Collection entries
* Start *

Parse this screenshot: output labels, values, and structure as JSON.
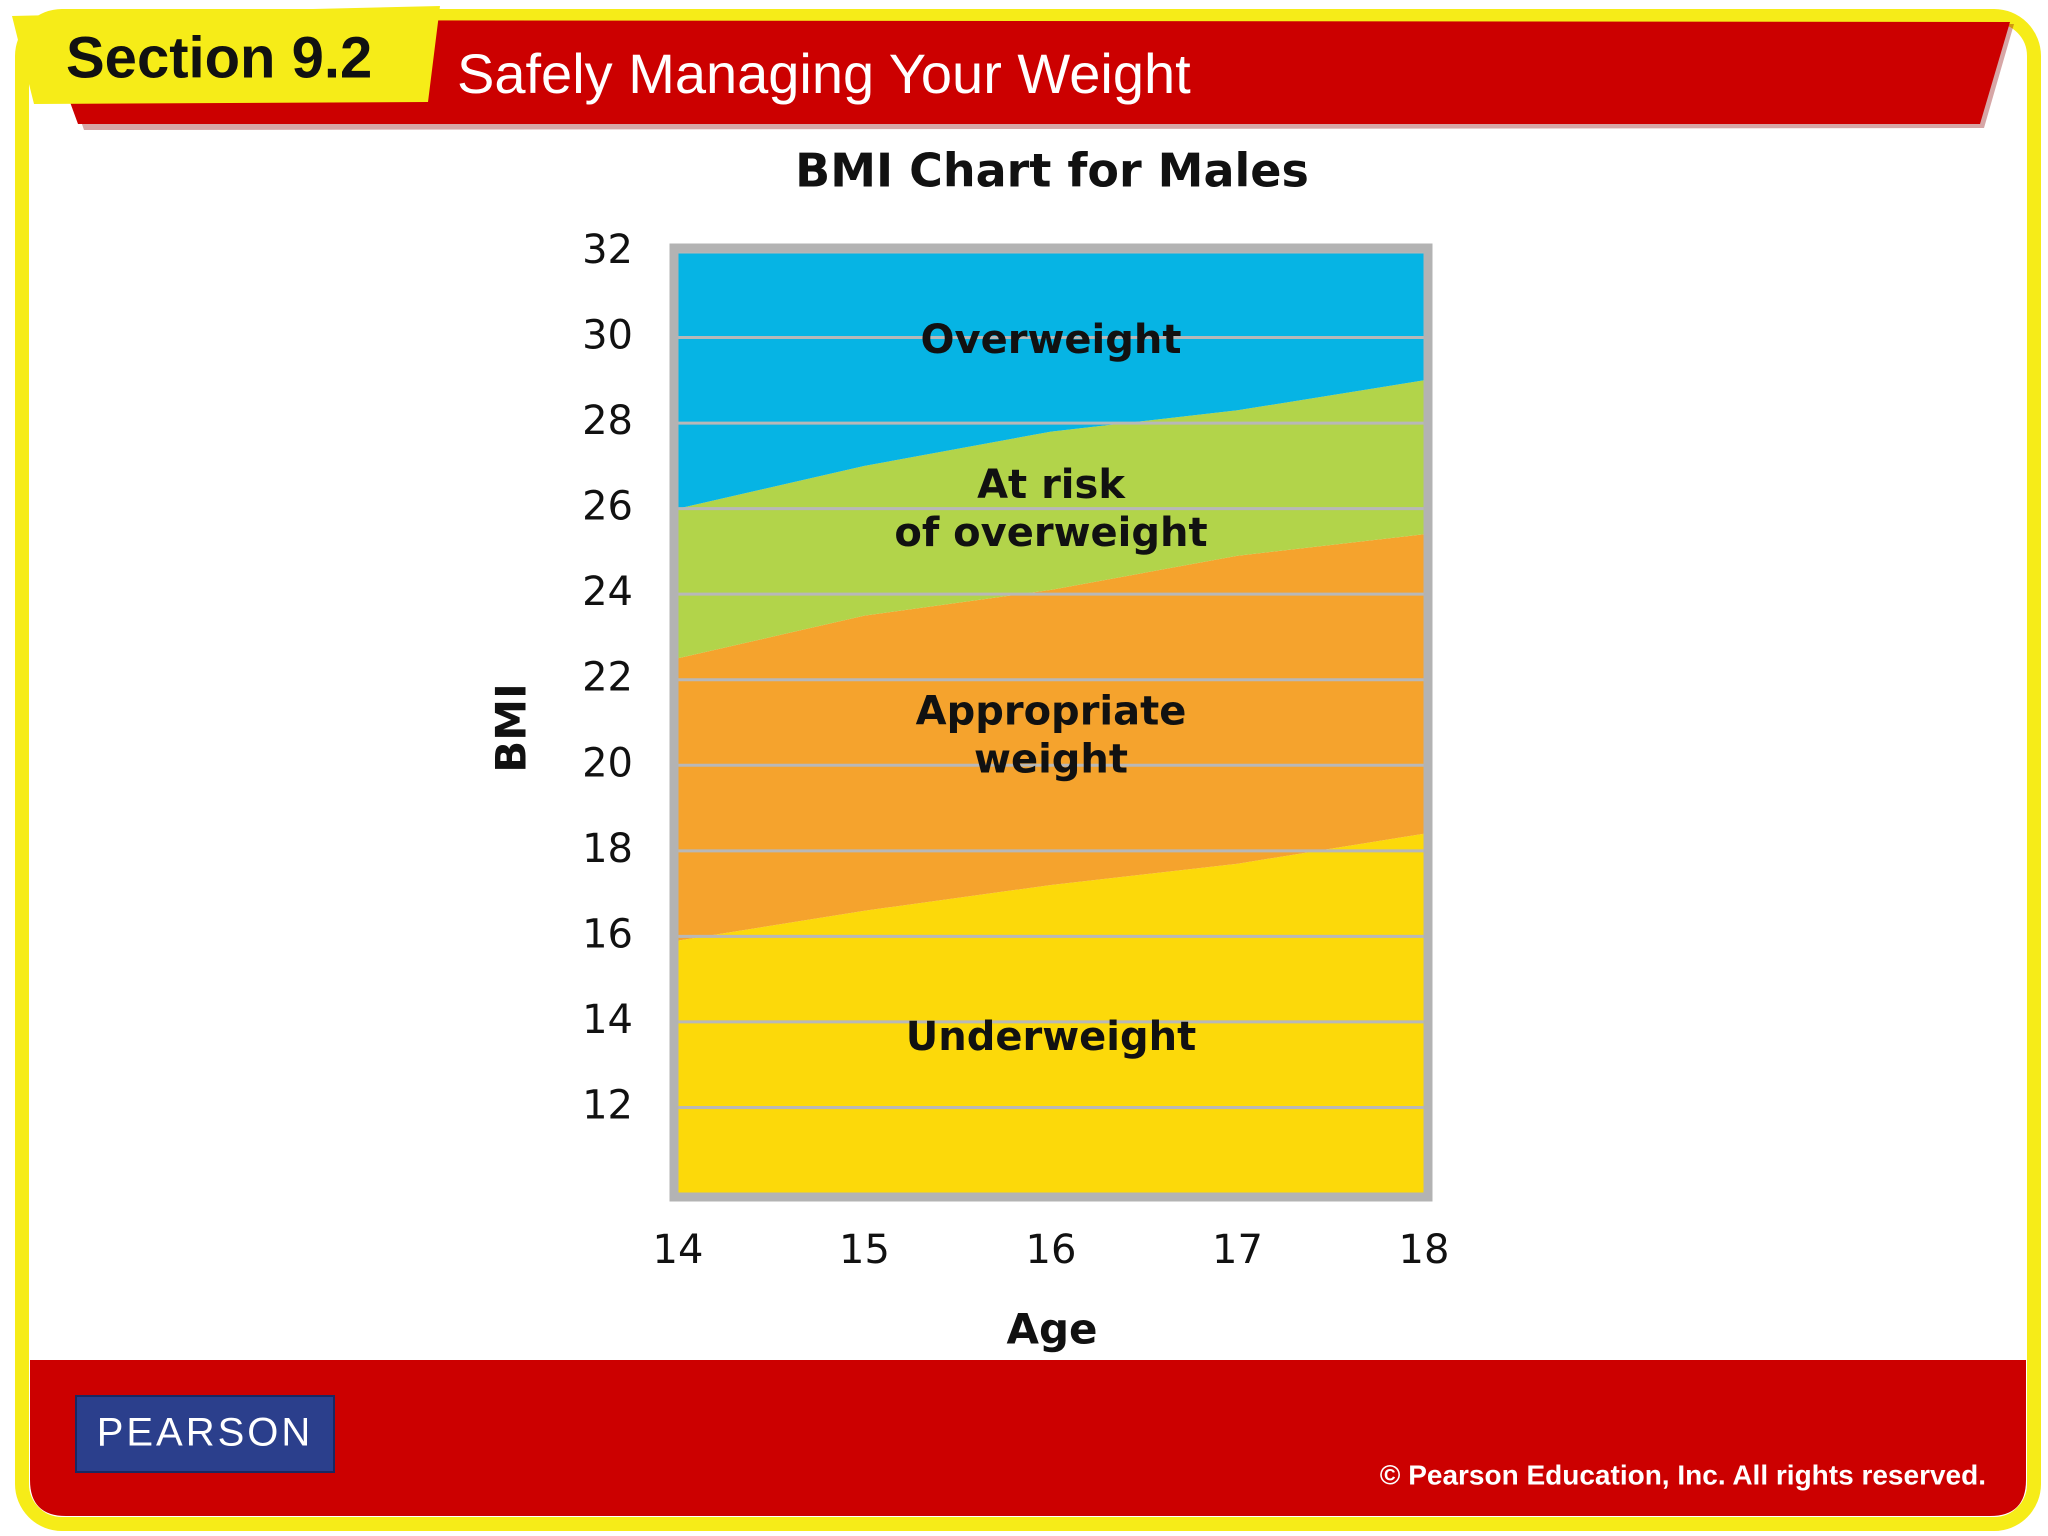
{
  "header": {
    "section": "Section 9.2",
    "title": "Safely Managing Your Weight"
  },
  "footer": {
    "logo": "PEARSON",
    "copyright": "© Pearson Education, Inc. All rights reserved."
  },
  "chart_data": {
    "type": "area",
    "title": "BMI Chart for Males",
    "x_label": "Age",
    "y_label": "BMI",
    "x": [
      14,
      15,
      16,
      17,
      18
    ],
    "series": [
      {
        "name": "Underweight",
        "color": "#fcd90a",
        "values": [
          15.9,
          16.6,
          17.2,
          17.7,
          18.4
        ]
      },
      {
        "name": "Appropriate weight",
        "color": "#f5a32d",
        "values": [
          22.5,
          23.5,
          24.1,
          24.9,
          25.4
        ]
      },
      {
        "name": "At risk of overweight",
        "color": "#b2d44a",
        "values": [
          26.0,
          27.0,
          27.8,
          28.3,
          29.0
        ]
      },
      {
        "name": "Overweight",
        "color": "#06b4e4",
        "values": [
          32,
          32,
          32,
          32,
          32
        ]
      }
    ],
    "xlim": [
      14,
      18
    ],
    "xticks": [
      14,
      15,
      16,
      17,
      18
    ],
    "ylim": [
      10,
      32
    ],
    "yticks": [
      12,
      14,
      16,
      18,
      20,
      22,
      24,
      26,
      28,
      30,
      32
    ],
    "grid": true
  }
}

* End *

## DIRECTIONS FOR THIS TASK
Without including the pictures, reproduce all entries exactly.

## THE COMPLETED TASK
Parse this screenshot: output labels, values, and structure as JSON.
{
  "header": {
    "section": "Section 9.2",
    "title": "Safely Managing Your Weight"
  },
  "footer": {
    "logo": "PEARSON",
    "copyright": "© Pearson Education, Inc. All rights reserved."
  },
  "chart_data": {
    "type": "area",
    "title": "BMI Chart for Males",
    "x_label": "Age",
    "y_label": "BMI",
    "x": [
      14,
      15,
      16,
      17,
      18
    ],
    "series": [
      {
        "name": "Underweight",
        "color": "#fcd90a",
        "values": [
          15.9,
          16.6,
          17.2,
          17.7,
          18.4
        ]
      },
      {
        "name": "Appropriate weight",
        "color": "#f5a32d",
        "values": [
          22.5,
          23.5,
          24.1,
          24.9,
          25.4
        ]
      },
      {
        "name": "At risk of overweight",
        "color": "#b2d44a",
        "values": [
          26.0,
          27.0,
          27.8,
          28.3,
          29.0
        ]
      },
      {
        "name": "Overweight",
        "color": "#06b4e4",
        "values": [
          32,
          32,
          32,
          32,
          32
        ]
      }
    ],
    "xlim": [
      14,
      18
    ],
    "xticks": [
      14,
      15,
      16,
      17,
      18
    ],
    "ylim": [
      10,
      32
    ],
    "yticks": [
      12,
      14,
      16,
      18,
      20,
      22,
      24,
      26,
      28,
      30,
      32
    ],
    "grid": true
  }
}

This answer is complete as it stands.